Friday, January 14, 2011

Carmack excited about Nvidia's Project Denver, continues ray tracing research

Nvidia's recently announced move into CPU territory with Project Denver has been very well received by the general public. Game developers (who have known about this project for over a year) like John Carmack have also expressed interest. Most people are tired of the current x86 duopoly held by AMD and Intel, and for them this archaic 30+ years old legacy technology cannot die fast enough. Carmack is especially happy about Nvidia's choice for ARM because he is already familiar with coding for the ARM CPUs in mobile devices like Apple's iPhone and Google's Android.

From his twitter acount:
"I have quite a bit of confidence that Nvidia will be able to make a good ARM core. Probably fun for their engineers."

"Goal for today: parallel implementation of my TraceWorld Kd tree builder"

"10mtri model got 2.5x faster on 1 thread, 19x faster on 24 (hyper)threads."

> [Entries provided]
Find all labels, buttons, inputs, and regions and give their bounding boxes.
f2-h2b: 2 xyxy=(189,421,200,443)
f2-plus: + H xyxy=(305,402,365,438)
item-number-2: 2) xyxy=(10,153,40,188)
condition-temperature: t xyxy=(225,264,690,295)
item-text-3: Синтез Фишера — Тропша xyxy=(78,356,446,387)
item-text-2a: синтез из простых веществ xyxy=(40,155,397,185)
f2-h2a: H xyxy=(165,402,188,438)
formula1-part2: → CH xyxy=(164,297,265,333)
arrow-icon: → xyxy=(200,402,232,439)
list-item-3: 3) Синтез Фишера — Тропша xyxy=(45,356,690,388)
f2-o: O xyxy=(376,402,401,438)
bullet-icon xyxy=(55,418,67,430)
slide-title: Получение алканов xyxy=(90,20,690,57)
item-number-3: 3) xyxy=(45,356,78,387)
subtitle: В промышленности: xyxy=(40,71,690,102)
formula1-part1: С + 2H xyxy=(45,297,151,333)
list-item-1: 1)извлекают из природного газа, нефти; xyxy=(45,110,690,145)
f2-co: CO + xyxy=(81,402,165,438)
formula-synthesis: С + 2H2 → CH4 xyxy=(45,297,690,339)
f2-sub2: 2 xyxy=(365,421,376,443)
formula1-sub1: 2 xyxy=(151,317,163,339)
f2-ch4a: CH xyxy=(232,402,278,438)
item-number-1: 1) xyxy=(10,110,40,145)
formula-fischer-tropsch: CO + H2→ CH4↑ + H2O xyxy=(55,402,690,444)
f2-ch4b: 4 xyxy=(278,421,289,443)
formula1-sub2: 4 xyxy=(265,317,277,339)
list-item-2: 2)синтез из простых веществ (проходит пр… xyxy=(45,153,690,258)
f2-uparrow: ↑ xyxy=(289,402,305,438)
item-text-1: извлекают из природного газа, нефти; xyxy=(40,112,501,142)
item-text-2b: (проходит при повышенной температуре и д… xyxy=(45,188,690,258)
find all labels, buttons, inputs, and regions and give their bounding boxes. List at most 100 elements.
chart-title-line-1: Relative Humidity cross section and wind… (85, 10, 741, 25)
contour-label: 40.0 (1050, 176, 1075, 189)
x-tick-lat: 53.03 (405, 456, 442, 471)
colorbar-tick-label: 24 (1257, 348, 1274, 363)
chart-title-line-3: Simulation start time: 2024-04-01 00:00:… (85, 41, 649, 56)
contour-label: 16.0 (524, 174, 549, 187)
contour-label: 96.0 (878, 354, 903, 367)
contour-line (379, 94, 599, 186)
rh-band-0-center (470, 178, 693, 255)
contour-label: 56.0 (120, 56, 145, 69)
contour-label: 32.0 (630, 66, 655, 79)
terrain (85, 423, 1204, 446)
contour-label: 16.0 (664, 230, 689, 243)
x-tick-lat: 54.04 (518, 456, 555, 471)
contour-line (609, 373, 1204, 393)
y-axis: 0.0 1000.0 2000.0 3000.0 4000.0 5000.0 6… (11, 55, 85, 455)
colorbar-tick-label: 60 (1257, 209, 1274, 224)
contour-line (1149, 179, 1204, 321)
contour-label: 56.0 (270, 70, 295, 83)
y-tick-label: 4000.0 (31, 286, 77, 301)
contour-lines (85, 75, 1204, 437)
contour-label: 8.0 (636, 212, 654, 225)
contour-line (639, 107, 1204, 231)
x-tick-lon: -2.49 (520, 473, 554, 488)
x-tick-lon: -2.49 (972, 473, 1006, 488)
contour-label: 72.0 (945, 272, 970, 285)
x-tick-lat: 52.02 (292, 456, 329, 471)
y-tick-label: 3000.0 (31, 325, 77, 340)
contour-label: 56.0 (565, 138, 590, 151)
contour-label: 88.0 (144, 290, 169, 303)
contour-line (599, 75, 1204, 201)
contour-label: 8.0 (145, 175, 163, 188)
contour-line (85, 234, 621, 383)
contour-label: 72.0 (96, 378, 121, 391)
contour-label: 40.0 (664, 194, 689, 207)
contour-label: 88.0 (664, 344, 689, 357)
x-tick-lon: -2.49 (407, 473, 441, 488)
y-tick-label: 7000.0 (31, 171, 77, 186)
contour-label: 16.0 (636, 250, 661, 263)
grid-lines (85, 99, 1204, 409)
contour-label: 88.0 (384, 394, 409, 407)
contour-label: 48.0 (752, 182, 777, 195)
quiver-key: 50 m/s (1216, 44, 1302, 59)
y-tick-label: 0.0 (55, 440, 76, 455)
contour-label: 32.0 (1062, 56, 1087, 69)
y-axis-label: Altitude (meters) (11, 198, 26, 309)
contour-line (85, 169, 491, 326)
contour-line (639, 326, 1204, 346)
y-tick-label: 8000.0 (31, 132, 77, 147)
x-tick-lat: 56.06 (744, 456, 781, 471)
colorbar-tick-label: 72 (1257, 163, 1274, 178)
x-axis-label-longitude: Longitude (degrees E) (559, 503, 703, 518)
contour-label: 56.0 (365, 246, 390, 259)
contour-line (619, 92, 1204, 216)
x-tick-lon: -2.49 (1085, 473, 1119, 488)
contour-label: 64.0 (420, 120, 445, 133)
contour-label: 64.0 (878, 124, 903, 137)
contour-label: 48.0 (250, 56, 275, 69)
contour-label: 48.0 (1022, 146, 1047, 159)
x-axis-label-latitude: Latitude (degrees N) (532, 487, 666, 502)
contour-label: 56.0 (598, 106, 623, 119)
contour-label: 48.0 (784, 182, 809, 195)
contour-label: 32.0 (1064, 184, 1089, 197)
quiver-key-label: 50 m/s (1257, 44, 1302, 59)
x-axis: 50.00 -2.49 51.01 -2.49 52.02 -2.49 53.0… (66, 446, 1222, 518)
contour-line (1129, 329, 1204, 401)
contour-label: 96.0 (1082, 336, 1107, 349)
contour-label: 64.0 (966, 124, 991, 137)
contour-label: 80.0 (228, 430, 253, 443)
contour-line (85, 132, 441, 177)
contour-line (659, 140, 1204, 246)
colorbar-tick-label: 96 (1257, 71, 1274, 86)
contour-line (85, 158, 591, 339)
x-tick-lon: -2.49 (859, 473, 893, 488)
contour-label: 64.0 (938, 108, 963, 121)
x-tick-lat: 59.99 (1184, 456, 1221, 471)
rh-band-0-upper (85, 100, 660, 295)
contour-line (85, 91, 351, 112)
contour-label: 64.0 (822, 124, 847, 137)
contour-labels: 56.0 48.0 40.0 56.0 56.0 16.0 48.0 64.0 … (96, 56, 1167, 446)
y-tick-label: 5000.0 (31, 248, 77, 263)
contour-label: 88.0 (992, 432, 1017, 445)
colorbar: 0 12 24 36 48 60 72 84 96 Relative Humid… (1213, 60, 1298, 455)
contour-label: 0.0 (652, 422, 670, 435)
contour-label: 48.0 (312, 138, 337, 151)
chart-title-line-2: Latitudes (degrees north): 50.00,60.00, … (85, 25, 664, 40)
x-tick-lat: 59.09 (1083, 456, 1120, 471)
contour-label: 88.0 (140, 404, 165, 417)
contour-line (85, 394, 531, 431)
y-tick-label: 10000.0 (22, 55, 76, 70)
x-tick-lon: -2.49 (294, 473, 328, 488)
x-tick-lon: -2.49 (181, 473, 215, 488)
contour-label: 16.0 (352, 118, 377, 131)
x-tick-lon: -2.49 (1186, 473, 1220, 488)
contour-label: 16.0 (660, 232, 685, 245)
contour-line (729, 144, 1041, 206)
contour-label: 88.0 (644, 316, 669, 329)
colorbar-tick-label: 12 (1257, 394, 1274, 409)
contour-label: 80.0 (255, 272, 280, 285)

> [Problems to work on]
1 > Answer from the Project Denver post:
(a) Which two companies hold the x86 duopoly?
(b) What was Carmack's stated goal for the day?
(c) How much faster did the 10mtri model get on 24 (hyper)threads?
2 > Please pick up the Project Denver post after its last line and carry it on for a short paragraph.
The listing plays no part in the work here.

> [Results by task]
1 >
(a) AMD and Intel.
(b) A parallel implementation of his TraceWorld Kd tree builder.
(c) 19x faster.

2 >
"Amdahl’s law is biting pretty hard at the start, with only being able to fan out one additional thread per node processed."
As can be seen from his twitter entries, he also restarted his research on ray tracing. One specific thing to note is that he's talking about Amdahl's law. I first saw this law in a Siggraph 2008 presentation by Jon Olick on parallelism, and it is something that will be hampering traditional rasterization more than raycasting/raytracing. From wikipedia (Amdahl's law):
"The speedup of a program using multiple processors in parallel computing is limited by the time needed for the sequential fraction of the program. For example, if 95% of the program can be parallelized, then the theoretical maximum speedup using parallel computing would be 20 times faster, no matter how many processors are used. "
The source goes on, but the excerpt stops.